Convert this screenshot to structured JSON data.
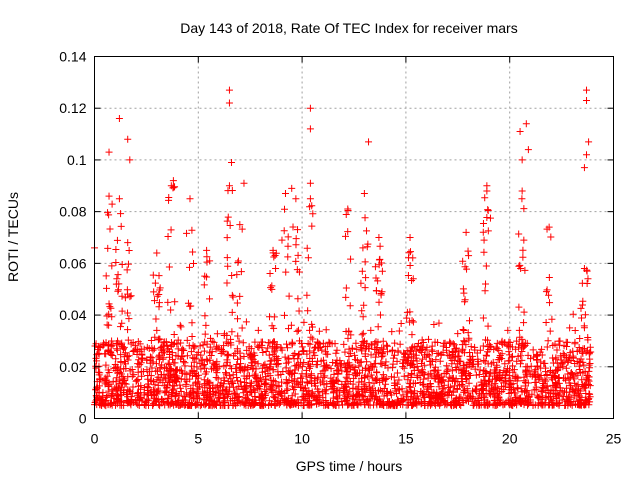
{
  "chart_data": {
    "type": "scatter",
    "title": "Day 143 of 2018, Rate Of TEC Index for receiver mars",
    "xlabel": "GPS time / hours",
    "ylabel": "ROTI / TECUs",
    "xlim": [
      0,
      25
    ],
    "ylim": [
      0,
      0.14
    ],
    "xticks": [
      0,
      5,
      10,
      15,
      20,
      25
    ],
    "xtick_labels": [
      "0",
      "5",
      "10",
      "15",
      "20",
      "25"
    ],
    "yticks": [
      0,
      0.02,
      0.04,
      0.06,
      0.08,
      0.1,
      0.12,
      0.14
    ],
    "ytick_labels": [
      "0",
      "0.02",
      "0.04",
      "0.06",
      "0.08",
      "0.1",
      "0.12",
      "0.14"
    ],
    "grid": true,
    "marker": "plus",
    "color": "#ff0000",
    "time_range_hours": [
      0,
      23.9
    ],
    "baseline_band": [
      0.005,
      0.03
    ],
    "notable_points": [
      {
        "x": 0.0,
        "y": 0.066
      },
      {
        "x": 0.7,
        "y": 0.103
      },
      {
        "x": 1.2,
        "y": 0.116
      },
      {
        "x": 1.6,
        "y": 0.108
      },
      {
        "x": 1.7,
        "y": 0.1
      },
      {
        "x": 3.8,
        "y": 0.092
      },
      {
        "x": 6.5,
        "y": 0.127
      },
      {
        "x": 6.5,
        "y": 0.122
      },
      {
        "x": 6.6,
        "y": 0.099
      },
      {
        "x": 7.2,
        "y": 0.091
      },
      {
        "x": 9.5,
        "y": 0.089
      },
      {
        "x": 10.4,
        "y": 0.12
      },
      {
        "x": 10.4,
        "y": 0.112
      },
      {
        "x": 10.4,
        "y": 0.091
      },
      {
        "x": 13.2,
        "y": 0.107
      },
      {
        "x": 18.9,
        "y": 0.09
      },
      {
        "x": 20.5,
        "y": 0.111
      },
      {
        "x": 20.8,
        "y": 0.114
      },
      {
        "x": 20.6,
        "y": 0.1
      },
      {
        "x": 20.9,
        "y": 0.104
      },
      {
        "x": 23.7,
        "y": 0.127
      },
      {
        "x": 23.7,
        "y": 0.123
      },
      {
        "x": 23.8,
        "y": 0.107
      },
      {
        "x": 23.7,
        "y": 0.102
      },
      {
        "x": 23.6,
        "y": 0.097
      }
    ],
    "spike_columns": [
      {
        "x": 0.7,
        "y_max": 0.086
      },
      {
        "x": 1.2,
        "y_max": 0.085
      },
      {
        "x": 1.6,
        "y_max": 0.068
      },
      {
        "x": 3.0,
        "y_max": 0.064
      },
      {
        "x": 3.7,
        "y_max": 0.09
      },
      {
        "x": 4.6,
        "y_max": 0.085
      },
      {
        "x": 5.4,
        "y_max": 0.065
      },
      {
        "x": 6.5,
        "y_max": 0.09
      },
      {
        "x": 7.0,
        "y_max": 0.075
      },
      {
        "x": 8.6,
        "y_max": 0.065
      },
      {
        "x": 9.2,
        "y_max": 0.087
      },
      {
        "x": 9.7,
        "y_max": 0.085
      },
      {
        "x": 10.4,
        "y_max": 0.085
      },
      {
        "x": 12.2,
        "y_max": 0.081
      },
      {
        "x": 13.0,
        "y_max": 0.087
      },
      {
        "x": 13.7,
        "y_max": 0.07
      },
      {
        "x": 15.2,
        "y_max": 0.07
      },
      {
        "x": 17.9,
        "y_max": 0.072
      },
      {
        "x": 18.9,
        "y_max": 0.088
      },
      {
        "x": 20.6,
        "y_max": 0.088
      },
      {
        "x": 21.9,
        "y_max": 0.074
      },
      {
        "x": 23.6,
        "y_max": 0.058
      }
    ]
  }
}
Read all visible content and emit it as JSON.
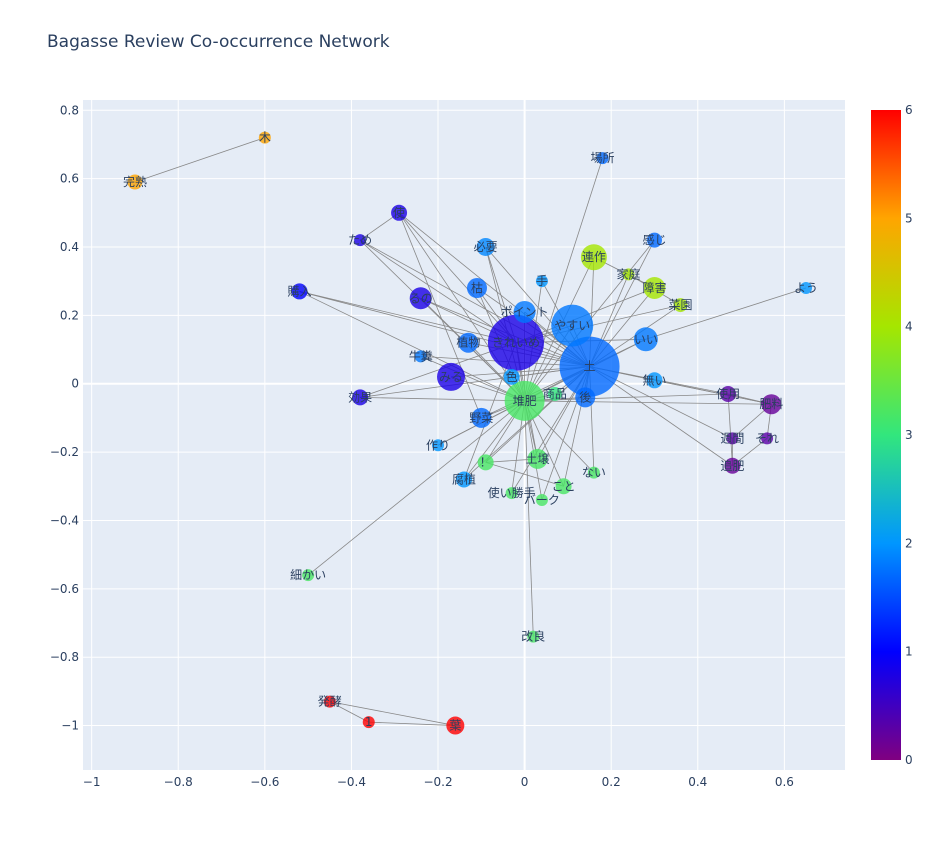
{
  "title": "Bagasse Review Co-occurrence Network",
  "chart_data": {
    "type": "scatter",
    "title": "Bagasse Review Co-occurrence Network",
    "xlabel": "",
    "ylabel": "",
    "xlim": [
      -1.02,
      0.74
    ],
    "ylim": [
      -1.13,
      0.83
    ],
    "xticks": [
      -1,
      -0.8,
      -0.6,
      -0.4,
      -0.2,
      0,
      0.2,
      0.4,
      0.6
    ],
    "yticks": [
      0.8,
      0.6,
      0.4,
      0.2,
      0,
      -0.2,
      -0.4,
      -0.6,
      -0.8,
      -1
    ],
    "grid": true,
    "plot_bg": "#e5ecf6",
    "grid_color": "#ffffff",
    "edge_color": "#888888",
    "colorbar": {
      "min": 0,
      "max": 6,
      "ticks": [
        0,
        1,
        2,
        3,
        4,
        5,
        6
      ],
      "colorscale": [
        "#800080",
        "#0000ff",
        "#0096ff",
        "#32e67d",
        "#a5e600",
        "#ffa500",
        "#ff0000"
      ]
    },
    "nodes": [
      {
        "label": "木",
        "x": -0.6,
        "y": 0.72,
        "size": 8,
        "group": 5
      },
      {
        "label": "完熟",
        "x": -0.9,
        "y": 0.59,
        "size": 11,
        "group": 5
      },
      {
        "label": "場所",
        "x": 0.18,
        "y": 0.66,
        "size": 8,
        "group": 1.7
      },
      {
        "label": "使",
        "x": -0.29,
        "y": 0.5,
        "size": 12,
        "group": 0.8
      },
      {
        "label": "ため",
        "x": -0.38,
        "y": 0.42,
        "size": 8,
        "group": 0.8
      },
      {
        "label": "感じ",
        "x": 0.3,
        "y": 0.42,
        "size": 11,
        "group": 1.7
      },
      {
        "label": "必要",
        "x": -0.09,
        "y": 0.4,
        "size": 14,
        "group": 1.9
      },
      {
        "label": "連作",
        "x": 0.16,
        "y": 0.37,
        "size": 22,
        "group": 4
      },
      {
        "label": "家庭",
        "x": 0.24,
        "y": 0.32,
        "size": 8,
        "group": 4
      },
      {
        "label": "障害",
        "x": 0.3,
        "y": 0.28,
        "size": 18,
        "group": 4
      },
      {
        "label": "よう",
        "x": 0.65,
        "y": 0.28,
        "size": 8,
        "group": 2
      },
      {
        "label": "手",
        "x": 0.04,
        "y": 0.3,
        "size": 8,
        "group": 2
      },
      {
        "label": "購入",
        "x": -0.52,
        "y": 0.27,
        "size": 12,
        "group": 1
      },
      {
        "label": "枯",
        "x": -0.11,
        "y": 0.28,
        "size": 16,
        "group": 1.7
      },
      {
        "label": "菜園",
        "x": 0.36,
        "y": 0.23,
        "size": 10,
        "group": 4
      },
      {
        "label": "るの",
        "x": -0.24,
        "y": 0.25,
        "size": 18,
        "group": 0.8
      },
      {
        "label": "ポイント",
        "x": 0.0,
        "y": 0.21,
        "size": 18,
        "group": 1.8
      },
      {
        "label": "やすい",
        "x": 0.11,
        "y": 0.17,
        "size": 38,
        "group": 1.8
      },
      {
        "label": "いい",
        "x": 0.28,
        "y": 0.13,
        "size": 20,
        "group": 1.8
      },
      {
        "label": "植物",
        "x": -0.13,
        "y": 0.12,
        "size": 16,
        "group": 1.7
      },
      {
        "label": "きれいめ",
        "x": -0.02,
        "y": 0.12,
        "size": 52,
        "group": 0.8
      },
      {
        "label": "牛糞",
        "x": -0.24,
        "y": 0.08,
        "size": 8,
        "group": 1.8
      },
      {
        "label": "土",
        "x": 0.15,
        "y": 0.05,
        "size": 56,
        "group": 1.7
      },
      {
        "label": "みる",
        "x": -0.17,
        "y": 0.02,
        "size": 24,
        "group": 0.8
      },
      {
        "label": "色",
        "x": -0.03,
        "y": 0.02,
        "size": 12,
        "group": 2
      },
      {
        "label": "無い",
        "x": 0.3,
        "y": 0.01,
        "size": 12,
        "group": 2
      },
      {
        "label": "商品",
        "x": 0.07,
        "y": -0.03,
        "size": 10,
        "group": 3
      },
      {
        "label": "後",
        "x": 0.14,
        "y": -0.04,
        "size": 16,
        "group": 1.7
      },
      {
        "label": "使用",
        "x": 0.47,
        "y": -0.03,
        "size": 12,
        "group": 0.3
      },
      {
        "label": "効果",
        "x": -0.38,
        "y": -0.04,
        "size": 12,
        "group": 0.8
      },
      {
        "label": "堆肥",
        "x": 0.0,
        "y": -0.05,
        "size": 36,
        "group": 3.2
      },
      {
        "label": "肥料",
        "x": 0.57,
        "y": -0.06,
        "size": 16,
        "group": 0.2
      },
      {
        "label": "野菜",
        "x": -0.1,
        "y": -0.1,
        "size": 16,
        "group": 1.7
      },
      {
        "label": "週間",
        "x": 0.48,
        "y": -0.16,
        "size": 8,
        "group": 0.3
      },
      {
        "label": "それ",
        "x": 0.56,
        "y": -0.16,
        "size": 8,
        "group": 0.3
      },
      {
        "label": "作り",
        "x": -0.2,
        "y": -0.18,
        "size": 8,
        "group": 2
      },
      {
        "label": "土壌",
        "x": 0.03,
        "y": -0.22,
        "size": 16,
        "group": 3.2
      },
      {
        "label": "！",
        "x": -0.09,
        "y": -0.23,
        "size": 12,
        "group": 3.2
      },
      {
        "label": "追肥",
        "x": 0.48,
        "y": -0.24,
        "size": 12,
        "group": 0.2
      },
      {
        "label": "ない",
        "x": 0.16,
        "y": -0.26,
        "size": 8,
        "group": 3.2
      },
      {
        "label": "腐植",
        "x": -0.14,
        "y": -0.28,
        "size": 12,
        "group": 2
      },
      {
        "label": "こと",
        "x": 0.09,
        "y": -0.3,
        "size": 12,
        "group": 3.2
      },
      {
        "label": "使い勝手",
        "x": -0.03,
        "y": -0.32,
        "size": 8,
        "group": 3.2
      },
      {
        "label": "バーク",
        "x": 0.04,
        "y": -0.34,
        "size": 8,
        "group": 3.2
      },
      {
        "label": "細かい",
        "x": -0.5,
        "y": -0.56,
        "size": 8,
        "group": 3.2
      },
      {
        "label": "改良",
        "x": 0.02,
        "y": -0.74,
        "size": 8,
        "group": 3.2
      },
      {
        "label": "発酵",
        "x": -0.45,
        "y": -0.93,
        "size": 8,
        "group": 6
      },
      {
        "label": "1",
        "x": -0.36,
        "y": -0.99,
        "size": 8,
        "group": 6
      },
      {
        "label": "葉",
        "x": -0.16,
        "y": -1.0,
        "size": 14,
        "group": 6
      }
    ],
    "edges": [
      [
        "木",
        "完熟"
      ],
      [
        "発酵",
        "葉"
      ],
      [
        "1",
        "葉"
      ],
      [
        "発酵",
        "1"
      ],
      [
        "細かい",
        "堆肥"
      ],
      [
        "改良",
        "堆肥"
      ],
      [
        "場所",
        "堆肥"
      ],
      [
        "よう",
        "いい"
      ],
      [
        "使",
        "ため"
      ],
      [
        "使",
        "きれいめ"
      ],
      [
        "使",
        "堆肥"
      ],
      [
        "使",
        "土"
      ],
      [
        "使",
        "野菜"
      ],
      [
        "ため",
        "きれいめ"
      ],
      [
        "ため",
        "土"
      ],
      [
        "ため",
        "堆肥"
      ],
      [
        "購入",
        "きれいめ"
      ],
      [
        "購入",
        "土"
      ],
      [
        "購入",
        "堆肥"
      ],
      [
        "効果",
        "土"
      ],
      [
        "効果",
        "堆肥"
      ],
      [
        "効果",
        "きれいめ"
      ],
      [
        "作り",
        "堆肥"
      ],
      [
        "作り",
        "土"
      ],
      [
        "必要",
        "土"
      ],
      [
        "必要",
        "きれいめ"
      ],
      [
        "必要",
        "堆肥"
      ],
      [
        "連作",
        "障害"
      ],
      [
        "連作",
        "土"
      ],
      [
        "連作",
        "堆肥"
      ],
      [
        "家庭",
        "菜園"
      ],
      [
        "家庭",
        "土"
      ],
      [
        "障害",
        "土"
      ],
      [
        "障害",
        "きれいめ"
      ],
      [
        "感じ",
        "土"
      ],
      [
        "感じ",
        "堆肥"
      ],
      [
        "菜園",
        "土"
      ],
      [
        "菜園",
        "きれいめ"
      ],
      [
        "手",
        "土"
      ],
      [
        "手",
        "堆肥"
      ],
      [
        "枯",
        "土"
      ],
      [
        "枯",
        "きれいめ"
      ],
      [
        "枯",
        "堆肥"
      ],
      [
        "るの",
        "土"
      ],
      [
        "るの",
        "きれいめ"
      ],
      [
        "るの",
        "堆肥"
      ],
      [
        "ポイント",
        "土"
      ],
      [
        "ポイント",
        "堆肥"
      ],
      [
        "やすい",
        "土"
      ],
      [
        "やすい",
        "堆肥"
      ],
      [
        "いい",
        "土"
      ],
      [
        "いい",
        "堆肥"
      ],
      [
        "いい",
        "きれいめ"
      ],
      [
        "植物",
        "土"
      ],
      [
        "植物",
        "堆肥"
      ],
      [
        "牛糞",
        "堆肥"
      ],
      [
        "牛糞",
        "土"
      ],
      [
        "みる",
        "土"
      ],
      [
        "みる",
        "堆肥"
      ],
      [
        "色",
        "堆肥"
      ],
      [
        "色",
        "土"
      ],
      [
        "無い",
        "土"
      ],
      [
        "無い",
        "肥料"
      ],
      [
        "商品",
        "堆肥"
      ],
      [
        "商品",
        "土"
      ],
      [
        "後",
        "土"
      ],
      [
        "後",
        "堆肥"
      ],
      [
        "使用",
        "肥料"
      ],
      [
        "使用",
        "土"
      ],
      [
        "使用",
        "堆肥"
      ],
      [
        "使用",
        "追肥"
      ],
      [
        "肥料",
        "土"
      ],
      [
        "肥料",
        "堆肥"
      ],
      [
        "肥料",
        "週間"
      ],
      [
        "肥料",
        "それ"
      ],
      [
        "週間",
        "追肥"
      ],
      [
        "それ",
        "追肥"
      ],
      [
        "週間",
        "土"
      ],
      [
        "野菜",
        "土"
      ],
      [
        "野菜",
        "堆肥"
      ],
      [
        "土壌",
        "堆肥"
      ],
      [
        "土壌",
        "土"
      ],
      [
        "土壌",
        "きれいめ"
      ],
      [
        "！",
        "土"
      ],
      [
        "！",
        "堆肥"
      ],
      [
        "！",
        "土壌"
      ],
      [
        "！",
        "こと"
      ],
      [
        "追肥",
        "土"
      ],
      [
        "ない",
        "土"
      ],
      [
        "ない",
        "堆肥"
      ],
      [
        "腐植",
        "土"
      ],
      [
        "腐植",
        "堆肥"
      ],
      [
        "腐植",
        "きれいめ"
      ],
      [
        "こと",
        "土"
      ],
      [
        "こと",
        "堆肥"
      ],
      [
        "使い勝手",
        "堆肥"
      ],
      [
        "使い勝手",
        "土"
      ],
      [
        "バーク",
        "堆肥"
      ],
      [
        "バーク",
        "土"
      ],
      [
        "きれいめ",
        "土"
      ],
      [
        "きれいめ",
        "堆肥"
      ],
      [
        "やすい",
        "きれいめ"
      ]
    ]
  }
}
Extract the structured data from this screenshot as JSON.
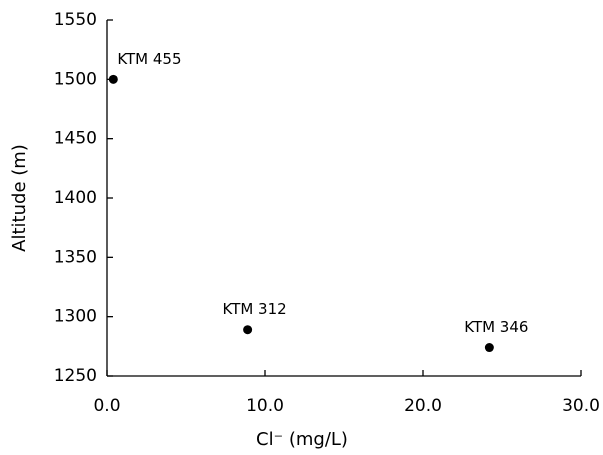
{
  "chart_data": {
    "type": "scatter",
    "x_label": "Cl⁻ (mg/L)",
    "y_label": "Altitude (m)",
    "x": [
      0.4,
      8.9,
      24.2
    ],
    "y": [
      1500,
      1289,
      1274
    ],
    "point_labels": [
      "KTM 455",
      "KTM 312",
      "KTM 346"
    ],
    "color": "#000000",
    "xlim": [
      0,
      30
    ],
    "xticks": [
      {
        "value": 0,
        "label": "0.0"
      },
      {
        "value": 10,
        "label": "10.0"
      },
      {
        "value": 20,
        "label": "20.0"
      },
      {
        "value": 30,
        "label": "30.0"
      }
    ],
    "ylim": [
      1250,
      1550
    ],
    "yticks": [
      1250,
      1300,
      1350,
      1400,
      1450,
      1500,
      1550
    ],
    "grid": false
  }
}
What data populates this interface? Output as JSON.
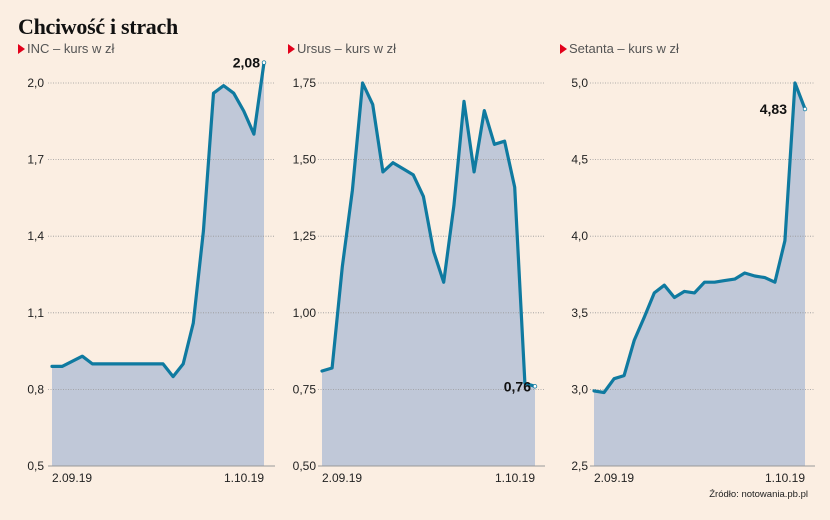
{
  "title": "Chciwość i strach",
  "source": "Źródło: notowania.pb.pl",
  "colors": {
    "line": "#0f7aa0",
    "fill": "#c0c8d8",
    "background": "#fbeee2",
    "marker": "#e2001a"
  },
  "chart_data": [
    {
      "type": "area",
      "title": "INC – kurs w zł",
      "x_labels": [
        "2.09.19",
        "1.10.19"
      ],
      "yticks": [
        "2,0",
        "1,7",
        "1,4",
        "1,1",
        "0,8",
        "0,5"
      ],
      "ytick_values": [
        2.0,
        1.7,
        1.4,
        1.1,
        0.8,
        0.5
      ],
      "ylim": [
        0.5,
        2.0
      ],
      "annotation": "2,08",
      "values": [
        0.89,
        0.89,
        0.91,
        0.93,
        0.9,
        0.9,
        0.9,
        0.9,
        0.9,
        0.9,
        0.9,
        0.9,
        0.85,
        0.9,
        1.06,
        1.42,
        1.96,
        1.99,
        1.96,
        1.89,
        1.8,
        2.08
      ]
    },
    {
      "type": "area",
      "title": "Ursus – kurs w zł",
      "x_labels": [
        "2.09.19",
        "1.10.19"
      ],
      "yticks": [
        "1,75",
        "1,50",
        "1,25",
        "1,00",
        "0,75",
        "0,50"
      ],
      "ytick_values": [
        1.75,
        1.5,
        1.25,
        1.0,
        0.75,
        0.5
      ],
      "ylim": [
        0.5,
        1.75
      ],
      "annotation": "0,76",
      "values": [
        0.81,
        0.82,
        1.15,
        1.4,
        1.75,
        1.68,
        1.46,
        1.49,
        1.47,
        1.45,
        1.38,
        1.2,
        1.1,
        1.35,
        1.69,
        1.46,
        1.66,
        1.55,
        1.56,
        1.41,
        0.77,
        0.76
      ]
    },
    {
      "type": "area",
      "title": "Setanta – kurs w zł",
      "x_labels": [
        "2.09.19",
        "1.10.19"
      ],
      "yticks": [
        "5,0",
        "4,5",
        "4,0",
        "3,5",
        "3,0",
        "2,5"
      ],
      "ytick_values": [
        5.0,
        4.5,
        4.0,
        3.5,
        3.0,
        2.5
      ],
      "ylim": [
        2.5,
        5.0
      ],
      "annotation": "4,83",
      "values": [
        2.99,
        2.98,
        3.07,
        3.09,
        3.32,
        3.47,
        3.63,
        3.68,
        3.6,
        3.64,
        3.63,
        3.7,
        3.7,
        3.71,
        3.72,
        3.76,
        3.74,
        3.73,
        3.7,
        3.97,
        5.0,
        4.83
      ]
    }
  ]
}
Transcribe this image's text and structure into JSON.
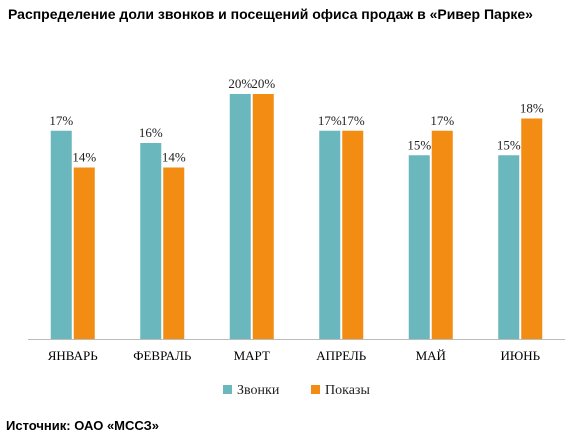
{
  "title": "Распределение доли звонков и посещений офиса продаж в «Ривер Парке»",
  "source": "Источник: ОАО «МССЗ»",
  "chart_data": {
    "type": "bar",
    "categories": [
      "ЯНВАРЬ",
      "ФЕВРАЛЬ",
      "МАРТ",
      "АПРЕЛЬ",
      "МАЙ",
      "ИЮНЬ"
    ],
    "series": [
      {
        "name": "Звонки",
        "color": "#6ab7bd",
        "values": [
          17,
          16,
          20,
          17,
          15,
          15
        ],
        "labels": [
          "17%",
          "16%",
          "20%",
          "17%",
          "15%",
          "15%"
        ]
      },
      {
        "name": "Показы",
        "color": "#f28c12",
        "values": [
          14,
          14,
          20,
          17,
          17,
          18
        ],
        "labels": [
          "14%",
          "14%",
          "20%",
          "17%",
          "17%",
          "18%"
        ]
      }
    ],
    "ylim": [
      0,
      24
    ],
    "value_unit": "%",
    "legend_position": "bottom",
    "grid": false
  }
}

**********

■ **YOUR OBJECTIVE**
Where a line of the data holds "Network", show that line.

■ **SOLUTION TO THIS TASK**
  "title": "Bagasse Review Co-occurrence Network",
    "title": "Bagasse Review Co-occurrence Network",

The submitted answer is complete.